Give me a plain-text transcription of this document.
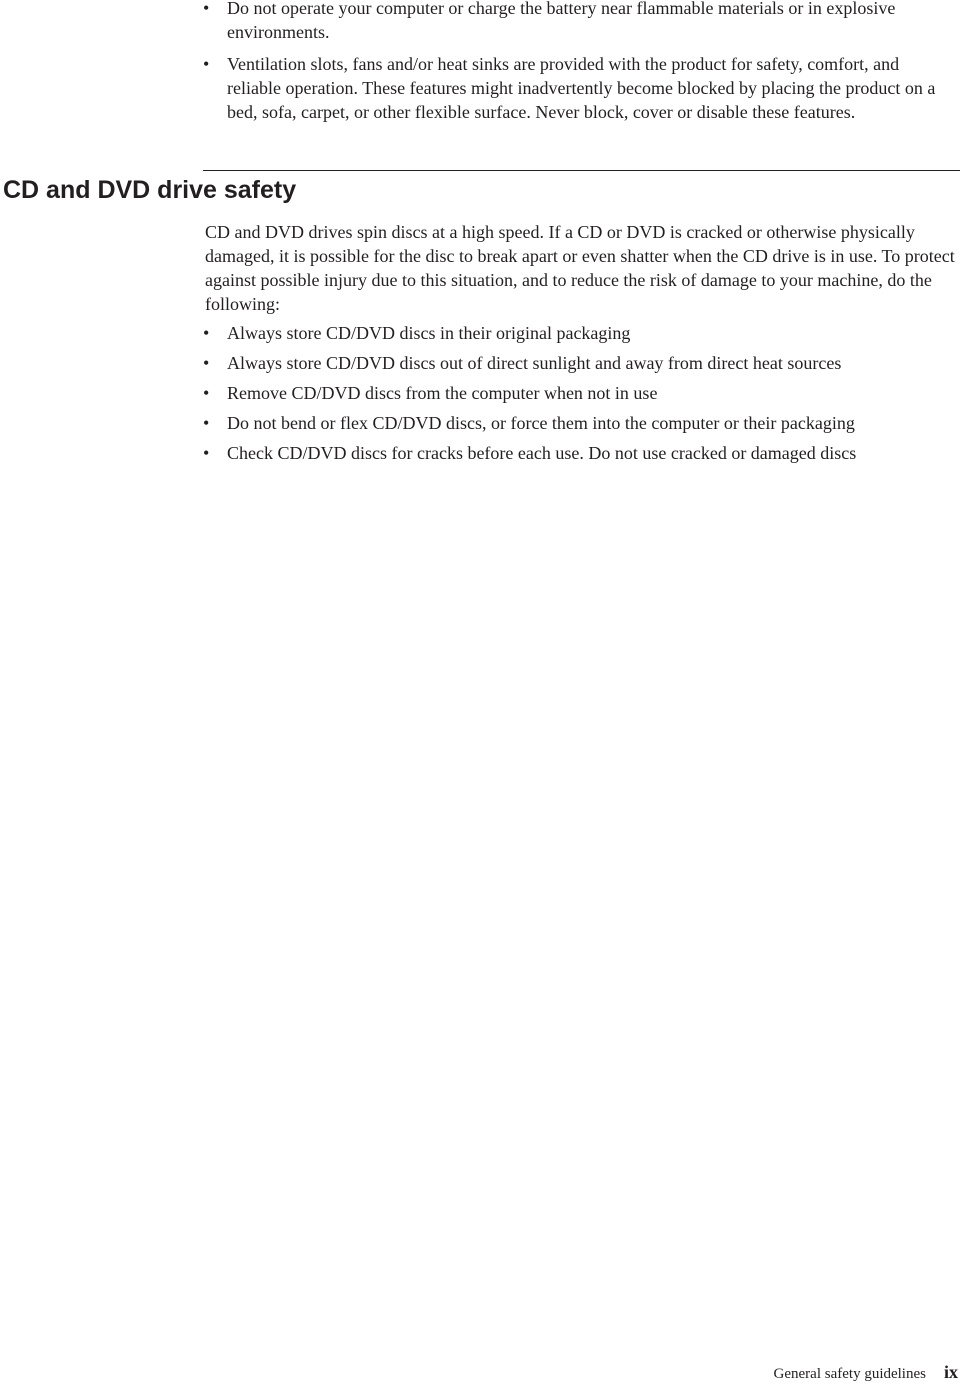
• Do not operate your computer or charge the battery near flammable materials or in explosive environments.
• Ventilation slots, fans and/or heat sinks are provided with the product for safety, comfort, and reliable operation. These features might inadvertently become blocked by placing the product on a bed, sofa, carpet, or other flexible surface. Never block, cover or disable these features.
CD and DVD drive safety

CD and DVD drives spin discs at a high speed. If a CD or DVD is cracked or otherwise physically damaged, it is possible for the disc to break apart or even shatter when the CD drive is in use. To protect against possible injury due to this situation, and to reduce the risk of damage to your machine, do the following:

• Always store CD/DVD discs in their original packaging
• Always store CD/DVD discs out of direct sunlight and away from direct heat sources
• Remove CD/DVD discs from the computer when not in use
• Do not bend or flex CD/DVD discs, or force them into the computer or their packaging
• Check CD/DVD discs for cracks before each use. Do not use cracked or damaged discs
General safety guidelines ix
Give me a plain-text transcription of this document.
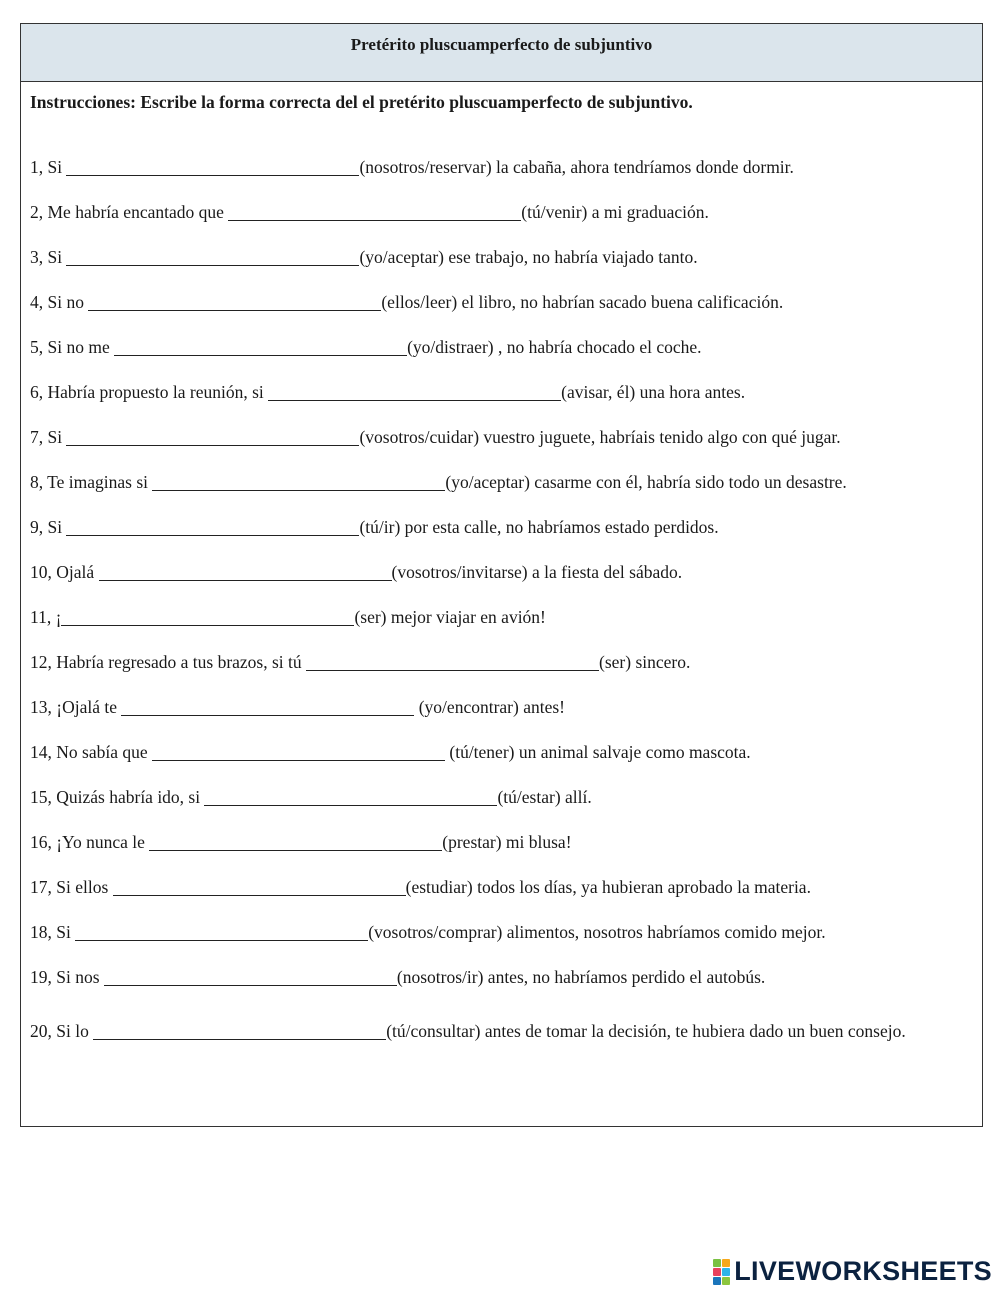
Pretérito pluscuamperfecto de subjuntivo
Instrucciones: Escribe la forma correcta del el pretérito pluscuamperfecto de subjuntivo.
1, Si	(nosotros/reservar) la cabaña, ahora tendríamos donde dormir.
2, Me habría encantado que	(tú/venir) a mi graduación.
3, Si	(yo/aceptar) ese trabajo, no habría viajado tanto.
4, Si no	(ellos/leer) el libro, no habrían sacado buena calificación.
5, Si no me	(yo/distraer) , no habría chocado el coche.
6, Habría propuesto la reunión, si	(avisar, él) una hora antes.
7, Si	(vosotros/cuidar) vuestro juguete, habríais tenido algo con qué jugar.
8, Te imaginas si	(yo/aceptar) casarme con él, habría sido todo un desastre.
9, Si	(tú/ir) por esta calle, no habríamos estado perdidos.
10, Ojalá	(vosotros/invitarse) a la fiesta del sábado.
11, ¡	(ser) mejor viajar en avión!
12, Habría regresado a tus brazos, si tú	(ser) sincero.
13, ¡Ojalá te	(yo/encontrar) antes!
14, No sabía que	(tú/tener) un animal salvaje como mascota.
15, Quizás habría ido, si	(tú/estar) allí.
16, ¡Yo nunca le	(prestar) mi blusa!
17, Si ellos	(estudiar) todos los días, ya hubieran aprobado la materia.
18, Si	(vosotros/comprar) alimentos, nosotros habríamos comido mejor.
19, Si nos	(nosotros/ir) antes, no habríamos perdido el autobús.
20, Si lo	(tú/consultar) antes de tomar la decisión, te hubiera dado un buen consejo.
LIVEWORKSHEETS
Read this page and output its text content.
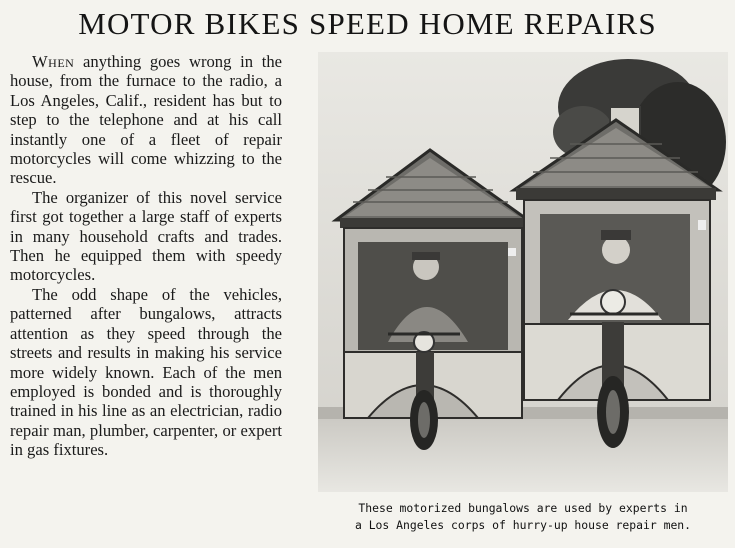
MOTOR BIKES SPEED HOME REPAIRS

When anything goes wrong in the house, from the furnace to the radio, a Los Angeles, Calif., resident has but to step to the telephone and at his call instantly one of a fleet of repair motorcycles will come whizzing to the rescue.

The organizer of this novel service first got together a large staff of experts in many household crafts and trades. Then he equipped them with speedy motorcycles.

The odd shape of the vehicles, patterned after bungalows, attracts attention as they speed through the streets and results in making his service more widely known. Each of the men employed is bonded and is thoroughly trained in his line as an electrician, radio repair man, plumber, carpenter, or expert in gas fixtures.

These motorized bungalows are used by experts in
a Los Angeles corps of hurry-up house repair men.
==========
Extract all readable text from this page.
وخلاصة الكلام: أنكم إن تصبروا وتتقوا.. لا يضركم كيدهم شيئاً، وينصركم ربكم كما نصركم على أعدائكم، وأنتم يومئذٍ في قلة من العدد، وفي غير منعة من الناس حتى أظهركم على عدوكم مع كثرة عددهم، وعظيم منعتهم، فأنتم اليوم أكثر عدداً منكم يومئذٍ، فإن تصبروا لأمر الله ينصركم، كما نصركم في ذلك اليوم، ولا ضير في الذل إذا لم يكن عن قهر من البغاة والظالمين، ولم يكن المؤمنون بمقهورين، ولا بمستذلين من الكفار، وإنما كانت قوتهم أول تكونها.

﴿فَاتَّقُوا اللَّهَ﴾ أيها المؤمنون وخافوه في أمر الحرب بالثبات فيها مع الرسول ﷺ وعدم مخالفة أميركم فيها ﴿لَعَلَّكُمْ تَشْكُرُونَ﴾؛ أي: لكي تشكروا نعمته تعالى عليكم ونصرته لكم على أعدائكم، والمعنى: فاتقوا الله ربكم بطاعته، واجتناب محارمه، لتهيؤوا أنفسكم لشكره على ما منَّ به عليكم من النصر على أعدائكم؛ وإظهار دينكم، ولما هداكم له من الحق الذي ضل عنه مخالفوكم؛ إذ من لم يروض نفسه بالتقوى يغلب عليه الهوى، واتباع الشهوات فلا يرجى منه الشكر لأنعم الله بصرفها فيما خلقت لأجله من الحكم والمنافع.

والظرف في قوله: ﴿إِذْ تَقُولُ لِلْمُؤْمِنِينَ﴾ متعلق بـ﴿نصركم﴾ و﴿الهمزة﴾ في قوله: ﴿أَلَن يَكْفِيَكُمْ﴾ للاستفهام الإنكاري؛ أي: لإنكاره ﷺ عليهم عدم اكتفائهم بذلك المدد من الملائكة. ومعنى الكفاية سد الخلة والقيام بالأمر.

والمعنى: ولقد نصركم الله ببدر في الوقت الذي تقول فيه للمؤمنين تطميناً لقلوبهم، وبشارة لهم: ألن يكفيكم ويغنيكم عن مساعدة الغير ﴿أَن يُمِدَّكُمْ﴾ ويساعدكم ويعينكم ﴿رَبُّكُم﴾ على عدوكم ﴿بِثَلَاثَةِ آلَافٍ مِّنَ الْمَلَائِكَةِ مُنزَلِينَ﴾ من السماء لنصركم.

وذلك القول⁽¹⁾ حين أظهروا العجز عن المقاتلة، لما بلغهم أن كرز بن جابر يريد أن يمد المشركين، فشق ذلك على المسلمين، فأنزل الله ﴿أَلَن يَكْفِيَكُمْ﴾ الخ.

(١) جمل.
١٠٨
==========
Find every line in the records that has the string "heat", then state how many there are and nothing else.

(RESULT OF THIS TASK) 2